-- TASK TO CARRY OUT --
Locate every line in the records below that contains the word "aplicable", and copy each one.

[Saved data entries]
● ● ● ● ●

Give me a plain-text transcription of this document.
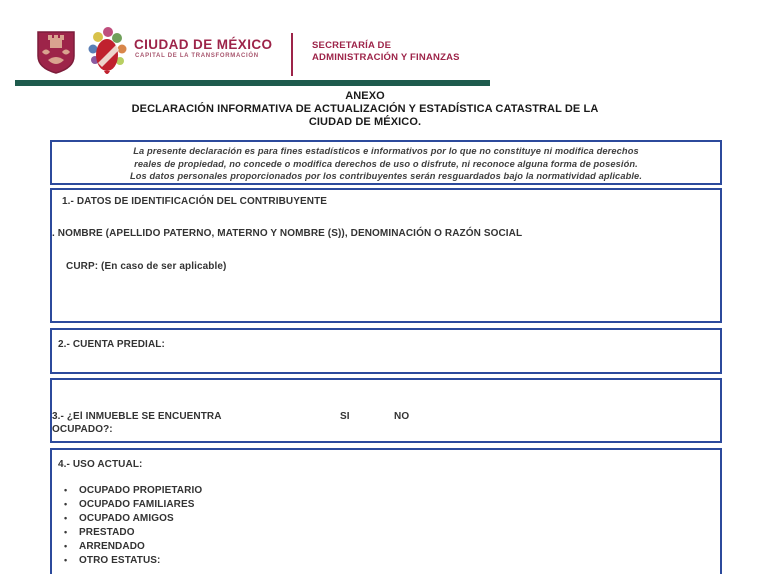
CIUDAD DE MÉXICO
CAPITAL DE LA TRANSFORMACIÓN
SECRETARÍA DE
ADMINISTRACIÓN Y FINANZAS
ANEXO
DECLARACIÓN INFORMATIVA DE ACTUALIZACIÓN Y ESTADÍSTICA CATASTRAL DE LA
CIUDAD DE MÉXICO.
La presente declaración es para fines estadísticos e informativos por lo que no constituye ni modifica derechos
reales de propiedad, no concede o modifica derechos de uso o disfrute, ni reconoce alguna forma de posesión.
Los datos personales proporcionados por los contribuyentes serán resguardados bajo la normatividad aplicable.
1.- DATOS DE IDENTIFICACIÓN DEL CONTRIBUYENTE
. NOMBRE (APELLIDO PATERNO, MATERNO Y NOMBRE (S)), DENOMINACIÓN O RAZÓN SOCIAL
CURP: (En caso de ser aplicable)
2.- CUENTA PREDIAL:
3.- ¿El INMUEBLE SE ENCUENTRA
OCUPADO?:
SI	NO
4.- USO ACTUAL:
•	OCUPADO PROPIETARIO
•	OCUPADO FAMILIARES
•	OCUPADO AMIGOS
•	PRESTADO
•	ARRENDADO
•	OTRO ESTATUS:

● ● ● ● ●

-- WRITTEN ANSWER --
Los datos personales proporcionados por los contribuyentes serán resguardados bajo la normatividad aplicable.
CURP: (En caso de ser aplicable)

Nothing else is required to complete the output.